• _Brief_
Determine how many lines contain the string "consecuencia". Respond with that number and nothing more.

(Collection entries)
● ● ● ● ● ● ●

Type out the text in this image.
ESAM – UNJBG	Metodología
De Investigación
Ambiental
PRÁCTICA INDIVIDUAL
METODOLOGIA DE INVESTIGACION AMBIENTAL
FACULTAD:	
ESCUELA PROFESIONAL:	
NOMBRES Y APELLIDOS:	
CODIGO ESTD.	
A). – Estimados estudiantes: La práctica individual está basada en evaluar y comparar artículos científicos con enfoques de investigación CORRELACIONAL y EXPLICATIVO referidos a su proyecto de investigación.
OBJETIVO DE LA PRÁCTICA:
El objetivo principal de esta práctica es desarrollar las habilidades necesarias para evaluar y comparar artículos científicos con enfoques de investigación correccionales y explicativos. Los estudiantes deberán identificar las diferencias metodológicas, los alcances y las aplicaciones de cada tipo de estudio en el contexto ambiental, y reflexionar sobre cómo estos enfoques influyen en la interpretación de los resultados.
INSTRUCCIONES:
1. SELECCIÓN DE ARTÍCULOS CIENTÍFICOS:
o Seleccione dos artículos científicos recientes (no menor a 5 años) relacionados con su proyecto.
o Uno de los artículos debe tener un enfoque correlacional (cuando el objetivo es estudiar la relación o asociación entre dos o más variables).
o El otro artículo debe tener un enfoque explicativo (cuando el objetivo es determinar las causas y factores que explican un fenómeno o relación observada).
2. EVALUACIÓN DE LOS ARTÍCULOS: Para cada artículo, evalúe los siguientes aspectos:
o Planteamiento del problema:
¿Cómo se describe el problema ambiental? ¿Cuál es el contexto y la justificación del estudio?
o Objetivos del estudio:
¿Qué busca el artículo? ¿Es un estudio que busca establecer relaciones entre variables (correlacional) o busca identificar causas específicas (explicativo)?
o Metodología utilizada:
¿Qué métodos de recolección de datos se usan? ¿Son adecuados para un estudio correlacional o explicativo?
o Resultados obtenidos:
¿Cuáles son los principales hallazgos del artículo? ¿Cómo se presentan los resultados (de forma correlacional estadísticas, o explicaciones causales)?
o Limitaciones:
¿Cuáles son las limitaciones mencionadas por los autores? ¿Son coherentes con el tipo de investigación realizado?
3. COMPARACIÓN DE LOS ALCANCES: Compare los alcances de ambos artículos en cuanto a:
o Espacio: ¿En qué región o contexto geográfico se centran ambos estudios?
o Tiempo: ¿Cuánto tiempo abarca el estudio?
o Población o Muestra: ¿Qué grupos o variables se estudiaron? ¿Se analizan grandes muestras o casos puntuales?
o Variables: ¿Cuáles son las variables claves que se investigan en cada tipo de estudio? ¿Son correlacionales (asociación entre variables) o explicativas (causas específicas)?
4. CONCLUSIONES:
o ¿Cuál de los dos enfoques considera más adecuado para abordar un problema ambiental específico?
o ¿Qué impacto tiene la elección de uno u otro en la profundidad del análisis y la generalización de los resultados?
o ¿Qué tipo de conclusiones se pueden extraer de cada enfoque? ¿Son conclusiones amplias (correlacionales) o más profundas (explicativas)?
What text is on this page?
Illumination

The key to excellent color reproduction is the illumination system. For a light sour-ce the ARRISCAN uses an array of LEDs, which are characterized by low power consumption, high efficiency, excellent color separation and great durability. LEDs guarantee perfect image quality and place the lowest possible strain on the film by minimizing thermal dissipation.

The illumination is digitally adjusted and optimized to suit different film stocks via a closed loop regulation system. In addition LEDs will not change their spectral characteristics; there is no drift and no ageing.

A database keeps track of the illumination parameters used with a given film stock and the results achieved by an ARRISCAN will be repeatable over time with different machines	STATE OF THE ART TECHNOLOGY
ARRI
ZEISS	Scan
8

● ● ● ● ● ● ●

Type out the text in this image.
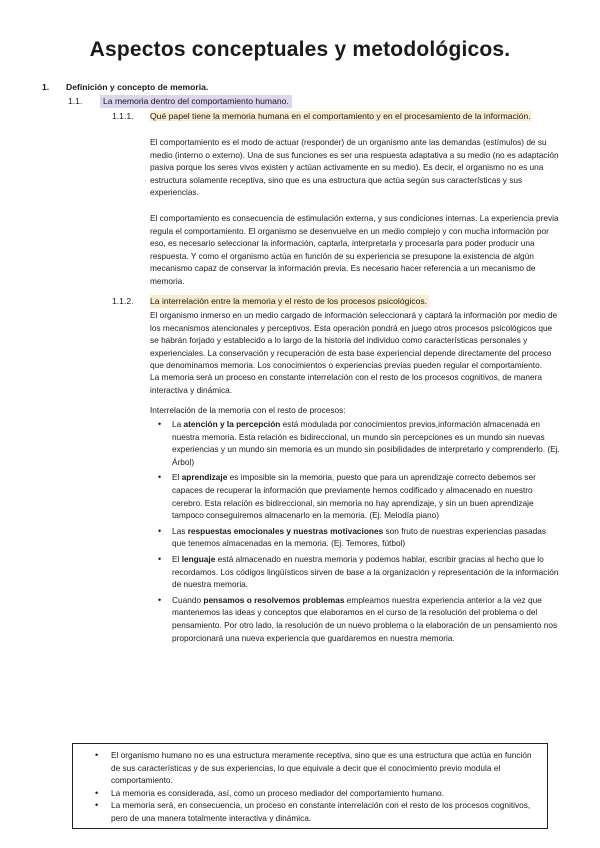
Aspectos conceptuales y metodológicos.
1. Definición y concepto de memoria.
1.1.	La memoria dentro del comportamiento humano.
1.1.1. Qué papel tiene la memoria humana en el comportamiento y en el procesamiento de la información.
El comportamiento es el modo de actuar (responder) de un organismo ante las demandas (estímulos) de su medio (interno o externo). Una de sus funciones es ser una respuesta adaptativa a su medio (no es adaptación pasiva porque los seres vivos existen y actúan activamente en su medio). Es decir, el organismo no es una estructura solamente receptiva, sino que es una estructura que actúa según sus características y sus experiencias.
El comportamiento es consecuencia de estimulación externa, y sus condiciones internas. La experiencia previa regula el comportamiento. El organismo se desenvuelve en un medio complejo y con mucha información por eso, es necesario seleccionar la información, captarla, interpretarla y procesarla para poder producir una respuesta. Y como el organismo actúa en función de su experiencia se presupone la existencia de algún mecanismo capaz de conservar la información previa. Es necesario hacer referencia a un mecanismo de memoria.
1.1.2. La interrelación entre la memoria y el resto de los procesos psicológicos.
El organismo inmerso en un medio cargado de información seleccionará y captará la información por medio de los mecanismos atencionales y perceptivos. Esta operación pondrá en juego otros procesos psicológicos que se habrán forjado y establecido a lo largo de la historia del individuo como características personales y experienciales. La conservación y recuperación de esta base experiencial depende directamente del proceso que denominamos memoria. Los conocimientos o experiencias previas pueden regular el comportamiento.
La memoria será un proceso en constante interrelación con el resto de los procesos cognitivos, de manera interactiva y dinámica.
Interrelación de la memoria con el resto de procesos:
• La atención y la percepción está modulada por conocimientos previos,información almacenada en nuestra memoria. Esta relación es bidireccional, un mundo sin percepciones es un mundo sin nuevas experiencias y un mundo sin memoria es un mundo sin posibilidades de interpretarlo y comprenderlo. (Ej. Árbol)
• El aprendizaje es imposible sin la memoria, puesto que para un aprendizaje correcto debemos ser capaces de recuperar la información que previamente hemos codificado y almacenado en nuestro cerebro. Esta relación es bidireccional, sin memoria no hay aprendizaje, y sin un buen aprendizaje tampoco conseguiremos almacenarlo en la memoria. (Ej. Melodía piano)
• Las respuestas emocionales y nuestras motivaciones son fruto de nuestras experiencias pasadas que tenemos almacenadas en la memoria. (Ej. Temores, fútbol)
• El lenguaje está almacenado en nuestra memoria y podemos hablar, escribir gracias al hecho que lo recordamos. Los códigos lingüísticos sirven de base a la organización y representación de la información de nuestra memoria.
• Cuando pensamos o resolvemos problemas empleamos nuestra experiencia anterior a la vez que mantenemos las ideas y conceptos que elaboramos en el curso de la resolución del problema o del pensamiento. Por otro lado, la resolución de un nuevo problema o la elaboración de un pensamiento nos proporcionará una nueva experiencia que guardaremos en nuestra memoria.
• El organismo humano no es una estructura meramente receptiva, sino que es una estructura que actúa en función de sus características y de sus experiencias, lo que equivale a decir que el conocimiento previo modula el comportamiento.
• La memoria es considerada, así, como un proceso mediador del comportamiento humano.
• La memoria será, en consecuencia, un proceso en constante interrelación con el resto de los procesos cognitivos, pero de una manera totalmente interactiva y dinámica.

● ● ● ● ● ● ●

• _Exercise solution_
2